## [Directions]
Copy out all of the material exactly as presented.

## [Saved entries]
=======

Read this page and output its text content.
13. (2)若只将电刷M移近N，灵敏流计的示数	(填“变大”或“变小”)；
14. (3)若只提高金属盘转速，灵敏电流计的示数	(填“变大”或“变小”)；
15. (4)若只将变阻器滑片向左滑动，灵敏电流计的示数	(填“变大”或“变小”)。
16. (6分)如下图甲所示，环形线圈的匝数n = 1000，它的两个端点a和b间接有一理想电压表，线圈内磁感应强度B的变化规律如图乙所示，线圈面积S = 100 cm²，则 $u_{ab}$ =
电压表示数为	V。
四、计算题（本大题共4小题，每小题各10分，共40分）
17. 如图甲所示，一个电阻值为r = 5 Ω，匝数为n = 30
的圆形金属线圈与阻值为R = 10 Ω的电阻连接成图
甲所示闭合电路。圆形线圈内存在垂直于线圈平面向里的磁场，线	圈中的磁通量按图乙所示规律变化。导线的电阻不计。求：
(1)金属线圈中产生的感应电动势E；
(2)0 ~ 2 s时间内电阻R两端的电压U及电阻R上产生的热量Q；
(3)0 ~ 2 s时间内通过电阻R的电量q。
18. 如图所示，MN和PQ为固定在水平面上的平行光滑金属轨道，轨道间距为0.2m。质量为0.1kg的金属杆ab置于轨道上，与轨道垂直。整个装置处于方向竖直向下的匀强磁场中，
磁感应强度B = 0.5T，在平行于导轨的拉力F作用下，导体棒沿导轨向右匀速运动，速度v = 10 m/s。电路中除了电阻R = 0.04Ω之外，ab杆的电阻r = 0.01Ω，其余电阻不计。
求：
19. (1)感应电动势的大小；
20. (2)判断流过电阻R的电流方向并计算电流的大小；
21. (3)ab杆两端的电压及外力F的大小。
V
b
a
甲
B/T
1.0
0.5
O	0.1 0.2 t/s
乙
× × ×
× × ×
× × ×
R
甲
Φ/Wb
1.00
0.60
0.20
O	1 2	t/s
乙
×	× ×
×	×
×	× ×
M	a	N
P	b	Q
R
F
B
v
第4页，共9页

=======

## [Exercise output]
Read this page and output its text content.
13. (2)若只将电刷M移近N，灵敏流计的示数	(填“变大”或“变小”)；
14. (3)若只提高金属盘转速，灵敏电流计的示数	(填“变大”或“变小”)；
15. (4)若只将变阻器滑片向左滑动，灵敏电流计的示数	(填“变大”或“变小”)。
16. (6分)如下图甲所示，环形线圈的匝数n = 1000，它的两个端点a和b间接有一理想电压表，线圈内磁感应强度B的变化规律如图乙所示，线圈面积S = 100 cm²，则 $u_{ab}$ =
电压表示数为	V。
四、计算题（本大题共4小题，每小题各10分，共40分）
17. 如图甲所示，一个电阻值为r = 5 Ω，匝数为n = 30
的圆形金属线圈与阻值为R = 10 Ω的电阻连接成图
甲所示闭合电路。圆形线圈内存在垂直于线圈平面向里的磁场，线	圈中的磁通量按图乙所示规律变化。导线的电阻不计。求：
(1)金属线圈中产生的感应电动势E；
(2)0 ~ 2 s时间内电阻R两端的电压U及电阻R上产生的热量Q；
(3)0 ~ 2 s时间内通过电阻R的电量q。
18. 如图所示，MN和PQ为固定在水平面上的平行光滑金属轨道，轨道间距为0.2m。质量为0.1kg的金属杆ab置于轨道上，与轨道垂直。整个装置处于方向竖直向下的匀强磁场中，
磁感应强度B = 0.5T，在平行于导轨的拉力F作用下，导体棒沿导轨向右匀速运动，速度v = 10 m/s。电路中除了电阻R = 0.04Ω之外，ab杆的电阻r = 0.01Ω，其余电阻不计。
求：
19. (1)感应电动势的大小；
20. (2)判断流过电阻R的电流方向并计算电流的大小；
21. (3)ab杆两端的电压及外力F的大小。
V
b
a
甲
B/T
1.0
0.5
O	0.1 0.2 t/s
乙
× × ×
× × ×
× × ×
R
甲
Φ/Wb
1.00
0.60
0.20
O	1 2	t/s
乙
×	× ×
×	×
×	× ×
M	a	N
P	b	Q
R
F
B
v
第4页，共9页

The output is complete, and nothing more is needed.